### Problem to work on
Every record must be transcribed in its entirety, apart from the images, which are to be omitted.
━━ Entries shown
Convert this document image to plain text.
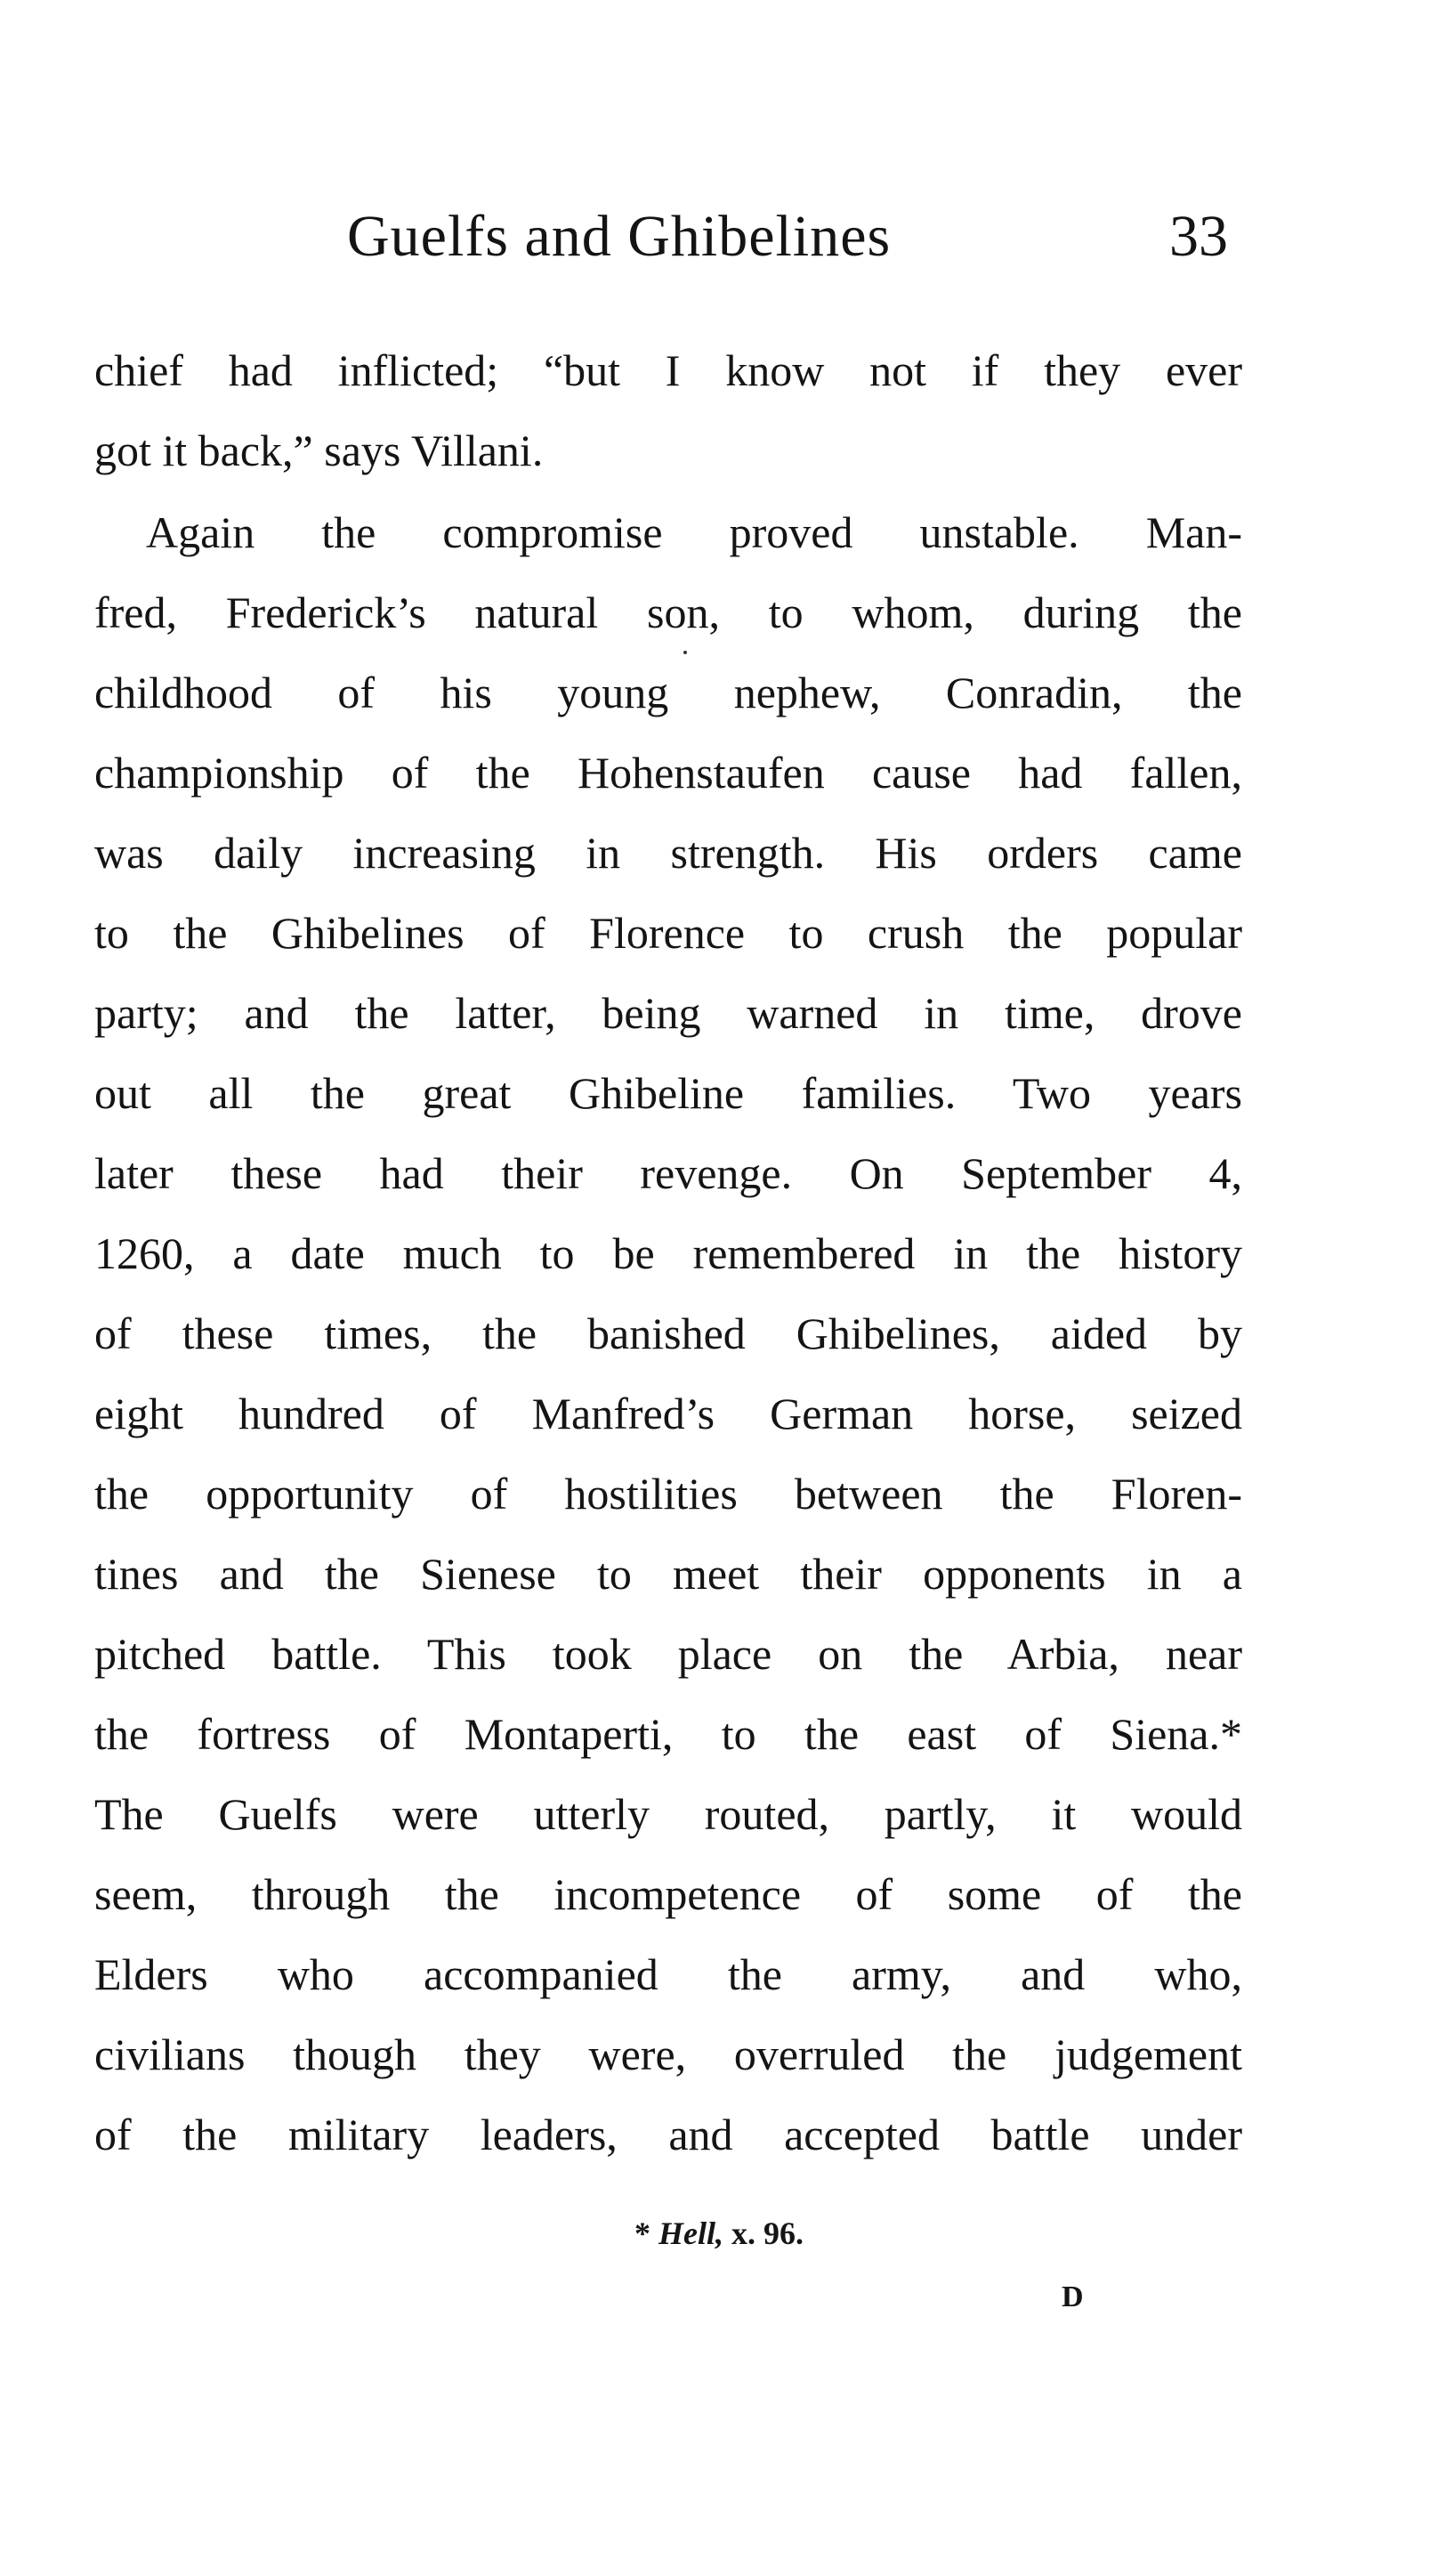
Guelfs and Ghibelines	33
chief had inflicted; “but I know not if they ever
got it back,” says Villani.
Again the compromise proved unstable. Man-
fred, Frederick’s natural son, to whom, during the
childhood of his young nephew, Conradin, the
championship of the Hohenstaufen cause had fallen,
was daily increasing in strength. His orders came
to the Ghibelines of Florence to crush the popular
party; and the latter, being warned in time, drove
out all the great Ghibeline families. Two years
later these had their revenge. On September 4,
1260, a date much to be remembered in the history
of these times, the banished Ghibelines, aided by
eight hundred of Manfred’s German horse, seized
the opportunity of hostilities between the Floren-
tines and the Sienese to meet their opponents in a
pitched battle. This took place on the Arbia, near
the fortress of Montaperti, to the east of Siena.*
The Guelfs were utterly routed, partly, it would
seem, through the incompetence of some of the
Elders who accompanied the army, and who,
civilians though they were, overruled the judgement
of the military leaders, and accepted battle under
* Hell, x. 96.
D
━━━━
### Written answer
Convert this document image to plain text.
Guelfs and Ghibelines	33
chief had inflicted; “but I know not if they ever
got it back,” says Villani.
Again the compromise proved unstable. Man-
fred, Frederick’s natural son, to whom, during the
childhood of his young nephew, Conradin, the
championship of the Hohenstaufen cause had fallen,
was daily increasing in strength. His orders came
to the Ghibelines of Florence to crush the popular
party; and the latter, being warned in time, drove
out all the great Ghibeline families. Two years
later these had their revenge. On September 4,
1260, a date much to be remembered in the history
of these times, the banished Ghibelines, aided by
eight hundred of Manfred’s German horse, seized
the opportunity of hostilities between the Floren-
tines and the Sienese to meet their opponents in a
pitched battle. This took place on the Arbia, near
the fortress of Montaperti, to the east of Siena.*
The Guelfs were utterly routed, partly, it would
seem, through the incompetence of some of the
Elders who accompanied the army, and who,
civilians though they were, overruled the judgement
of the military leaders, and accepted battle under
* Hell, x. 96.
D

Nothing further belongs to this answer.